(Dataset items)
--- begin ---
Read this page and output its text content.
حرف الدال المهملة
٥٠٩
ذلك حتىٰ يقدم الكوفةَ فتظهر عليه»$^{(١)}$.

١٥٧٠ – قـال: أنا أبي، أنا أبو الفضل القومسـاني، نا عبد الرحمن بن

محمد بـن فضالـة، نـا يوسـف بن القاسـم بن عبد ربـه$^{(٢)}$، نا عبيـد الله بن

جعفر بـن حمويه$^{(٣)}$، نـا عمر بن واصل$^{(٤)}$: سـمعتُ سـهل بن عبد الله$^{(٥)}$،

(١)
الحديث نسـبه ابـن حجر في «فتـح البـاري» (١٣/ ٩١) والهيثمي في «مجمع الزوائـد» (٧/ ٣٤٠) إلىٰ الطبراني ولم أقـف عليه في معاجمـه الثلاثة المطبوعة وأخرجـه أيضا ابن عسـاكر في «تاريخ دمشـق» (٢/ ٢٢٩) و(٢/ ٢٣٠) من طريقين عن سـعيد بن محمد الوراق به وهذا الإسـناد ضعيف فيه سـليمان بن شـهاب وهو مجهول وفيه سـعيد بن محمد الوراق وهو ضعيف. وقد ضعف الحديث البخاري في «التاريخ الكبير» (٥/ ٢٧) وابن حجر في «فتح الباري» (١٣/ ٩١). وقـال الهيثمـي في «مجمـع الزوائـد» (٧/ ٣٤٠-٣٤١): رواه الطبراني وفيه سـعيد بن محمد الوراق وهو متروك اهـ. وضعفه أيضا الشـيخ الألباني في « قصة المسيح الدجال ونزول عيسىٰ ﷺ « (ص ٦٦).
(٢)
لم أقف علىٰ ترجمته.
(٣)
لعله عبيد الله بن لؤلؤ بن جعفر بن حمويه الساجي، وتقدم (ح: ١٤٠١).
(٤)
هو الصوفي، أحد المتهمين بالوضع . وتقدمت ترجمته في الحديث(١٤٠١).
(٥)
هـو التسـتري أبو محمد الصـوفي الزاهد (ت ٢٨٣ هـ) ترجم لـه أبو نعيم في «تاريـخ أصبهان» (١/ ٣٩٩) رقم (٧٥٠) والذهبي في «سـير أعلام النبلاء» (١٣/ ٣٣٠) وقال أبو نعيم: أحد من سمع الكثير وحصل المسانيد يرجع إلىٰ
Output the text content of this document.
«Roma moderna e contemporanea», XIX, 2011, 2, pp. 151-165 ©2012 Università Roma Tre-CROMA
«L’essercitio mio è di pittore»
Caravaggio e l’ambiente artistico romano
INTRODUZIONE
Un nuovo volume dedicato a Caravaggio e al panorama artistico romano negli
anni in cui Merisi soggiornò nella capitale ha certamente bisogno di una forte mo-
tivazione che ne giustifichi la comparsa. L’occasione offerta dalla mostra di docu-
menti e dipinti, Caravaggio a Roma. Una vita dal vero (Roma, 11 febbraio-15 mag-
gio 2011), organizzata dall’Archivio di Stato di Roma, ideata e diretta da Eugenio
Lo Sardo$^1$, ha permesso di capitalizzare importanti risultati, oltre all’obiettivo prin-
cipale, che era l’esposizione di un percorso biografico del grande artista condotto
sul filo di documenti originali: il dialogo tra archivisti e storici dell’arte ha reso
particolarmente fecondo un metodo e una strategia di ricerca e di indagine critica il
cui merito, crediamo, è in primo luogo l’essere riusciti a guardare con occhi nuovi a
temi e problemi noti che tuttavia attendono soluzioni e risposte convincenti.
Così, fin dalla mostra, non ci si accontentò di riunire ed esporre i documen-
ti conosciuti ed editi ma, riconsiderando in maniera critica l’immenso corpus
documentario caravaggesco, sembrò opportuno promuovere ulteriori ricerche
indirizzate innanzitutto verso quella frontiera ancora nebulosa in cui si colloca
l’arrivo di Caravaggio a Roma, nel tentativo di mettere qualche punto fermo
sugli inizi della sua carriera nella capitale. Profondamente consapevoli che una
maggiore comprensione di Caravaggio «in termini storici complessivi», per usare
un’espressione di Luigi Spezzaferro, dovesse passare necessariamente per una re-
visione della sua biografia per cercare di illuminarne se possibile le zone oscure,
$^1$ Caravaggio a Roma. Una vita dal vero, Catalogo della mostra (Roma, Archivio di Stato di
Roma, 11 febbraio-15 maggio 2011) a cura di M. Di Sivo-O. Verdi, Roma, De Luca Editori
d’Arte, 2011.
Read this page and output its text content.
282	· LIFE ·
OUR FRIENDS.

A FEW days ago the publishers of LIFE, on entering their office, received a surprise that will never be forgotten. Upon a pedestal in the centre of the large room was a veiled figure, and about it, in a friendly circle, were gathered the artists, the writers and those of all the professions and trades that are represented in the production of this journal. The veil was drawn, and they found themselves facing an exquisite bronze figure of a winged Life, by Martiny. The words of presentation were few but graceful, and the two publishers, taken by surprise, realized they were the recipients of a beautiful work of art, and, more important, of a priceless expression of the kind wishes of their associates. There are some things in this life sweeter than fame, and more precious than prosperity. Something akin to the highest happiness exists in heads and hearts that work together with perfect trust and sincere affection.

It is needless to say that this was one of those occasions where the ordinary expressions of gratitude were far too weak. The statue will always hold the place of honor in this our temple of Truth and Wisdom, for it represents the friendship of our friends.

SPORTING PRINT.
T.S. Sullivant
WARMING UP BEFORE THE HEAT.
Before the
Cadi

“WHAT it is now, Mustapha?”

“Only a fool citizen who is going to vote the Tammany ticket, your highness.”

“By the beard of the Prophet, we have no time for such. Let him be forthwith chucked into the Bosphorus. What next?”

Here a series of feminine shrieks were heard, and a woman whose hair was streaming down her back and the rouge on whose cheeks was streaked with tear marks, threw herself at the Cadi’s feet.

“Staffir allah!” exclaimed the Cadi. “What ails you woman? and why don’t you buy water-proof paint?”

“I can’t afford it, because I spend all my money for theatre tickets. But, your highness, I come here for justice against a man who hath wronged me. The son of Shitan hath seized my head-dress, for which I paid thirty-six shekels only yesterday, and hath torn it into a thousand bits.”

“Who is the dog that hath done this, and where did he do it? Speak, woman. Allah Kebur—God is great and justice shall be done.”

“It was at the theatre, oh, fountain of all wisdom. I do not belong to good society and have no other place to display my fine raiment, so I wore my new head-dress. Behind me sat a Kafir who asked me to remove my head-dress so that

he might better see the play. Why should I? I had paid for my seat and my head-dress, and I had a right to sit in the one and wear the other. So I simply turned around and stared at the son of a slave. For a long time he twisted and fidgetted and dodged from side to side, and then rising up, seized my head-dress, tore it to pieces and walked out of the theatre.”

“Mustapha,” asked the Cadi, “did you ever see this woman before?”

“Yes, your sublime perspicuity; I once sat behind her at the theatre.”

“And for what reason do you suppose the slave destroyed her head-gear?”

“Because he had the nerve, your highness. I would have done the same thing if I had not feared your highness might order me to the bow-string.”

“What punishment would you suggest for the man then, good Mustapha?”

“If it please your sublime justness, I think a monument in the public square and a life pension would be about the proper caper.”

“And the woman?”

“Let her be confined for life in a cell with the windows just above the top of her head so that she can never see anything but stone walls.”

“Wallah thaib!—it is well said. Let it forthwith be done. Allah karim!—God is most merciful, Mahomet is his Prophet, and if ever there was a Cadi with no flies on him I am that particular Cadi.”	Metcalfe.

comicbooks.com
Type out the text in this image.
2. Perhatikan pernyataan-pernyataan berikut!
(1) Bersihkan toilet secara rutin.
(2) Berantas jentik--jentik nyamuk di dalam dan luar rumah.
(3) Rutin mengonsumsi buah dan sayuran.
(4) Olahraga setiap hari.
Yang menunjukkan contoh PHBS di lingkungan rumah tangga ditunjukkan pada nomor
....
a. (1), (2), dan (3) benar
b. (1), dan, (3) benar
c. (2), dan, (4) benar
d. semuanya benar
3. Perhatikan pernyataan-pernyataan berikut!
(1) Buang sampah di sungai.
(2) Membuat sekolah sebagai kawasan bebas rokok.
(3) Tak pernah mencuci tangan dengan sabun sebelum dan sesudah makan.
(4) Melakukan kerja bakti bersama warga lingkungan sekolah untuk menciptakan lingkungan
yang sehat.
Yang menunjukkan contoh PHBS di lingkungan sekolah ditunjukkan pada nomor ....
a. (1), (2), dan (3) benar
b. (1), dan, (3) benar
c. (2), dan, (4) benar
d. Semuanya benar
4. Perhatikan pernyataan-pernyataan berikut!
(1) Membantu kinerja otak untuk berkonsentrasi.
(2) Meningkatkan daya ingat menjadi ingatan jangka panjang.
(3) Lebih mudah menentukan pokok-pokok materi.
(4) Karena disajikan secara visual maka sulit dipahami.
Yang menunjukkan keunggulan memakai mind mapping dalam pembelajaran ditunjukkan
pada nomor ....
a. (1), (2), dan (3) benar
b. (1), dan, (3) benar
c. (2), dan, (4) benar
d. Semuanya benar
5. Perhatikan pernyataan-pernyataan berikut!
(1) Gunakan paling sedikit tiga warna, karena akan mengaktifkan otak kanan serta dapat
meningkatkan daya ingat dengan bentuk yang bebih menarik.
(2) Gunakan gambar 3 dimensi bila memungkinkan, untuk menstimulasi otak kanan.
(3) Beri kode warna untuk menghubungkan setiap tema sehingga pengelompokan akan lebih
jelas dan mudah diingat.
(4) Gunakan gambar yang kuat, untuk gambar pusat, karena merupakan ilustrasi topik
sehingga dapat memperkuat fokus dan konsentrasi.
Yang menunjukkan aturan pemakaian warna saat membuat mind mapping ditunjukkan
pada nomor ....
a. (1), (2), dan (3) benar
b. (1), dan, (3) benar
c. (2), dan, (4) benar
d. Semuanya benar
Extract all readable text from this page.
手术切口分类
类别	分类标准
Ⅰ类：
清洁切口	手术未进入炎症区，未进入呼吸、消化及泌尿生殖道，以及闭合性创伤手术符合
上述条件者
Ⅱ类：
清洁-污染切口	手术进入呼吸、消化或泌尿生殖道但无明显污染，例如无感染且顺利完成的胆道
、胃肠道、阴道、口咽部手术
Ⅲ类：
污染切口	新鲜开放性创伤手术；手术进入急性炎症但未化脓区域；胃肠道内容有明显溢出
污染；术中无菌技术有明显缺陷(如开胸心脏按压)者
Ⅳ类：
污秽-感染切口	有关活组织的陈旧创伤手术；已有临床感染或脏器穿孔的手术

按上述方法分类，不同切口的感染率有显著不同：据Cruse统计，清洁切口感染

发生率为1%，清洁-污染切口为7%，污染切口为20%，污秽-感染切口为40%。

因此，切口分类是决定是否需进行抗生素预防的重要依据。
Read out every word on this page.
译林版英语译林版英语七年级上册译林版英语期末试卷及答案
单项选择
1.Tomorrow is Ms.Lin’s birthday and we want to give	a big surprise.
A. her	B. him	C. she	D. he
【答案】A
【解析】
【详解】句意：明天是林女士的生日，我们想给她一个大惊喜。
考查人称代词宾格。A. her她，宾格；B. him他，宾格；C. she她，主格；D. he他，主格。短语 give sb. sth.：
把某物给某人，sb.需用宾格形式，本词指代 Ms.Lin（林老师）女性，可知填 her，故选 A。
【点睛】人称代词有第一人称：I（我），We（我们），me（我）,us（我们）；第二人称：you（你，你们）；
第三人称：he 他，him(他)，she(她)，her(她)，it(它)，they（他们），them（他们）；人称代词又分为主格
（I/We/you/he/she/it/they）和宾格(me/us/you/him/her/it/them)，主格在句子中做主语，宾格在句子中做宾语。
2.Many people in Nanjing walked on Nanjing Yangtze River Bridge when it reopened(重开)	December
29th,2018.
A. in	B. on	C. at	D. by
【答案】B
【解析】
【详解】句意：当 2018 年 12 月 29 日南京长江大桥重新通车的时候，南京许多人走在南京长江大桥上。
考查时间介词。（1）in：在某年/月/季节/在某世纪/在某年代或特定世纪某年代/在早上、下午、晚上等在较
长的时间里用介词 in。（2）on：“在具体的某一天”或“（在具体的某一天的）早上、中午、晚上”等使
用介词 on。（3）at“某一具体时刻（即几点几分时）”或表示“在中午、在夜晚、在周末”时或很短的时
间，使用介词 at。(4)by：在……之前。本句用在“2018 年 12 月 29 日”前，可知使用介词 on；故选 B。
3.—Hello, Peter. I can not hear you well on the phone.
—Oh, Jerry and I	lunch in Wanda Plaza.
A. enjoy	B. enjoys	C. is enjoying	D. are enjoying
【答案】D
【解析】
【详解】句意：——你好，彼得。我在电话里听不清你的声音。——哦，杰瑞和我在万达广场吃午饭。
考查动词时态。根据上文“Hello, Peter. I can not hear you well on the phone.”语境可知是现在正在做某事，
--- end ---
§ **What is expected**
Wherever the word "might" occurs in a line of the listing, copy that line.

§ **Complete answer**
he might better see the play. Why should I? I had paid for my seat and my head-dress, and I had a right to sit in the one and wear the other. So I simply turned around and stared at the son of a slave. For a long time he twisted and fidgetted and dodged from side to side, and then rising up, seized my head-dress, tore it to pieces and walked out of the theatre.”
“Because he had the nerve, your highness. I would have done the same thing if I had not feared your highness might order me to the bow-string.”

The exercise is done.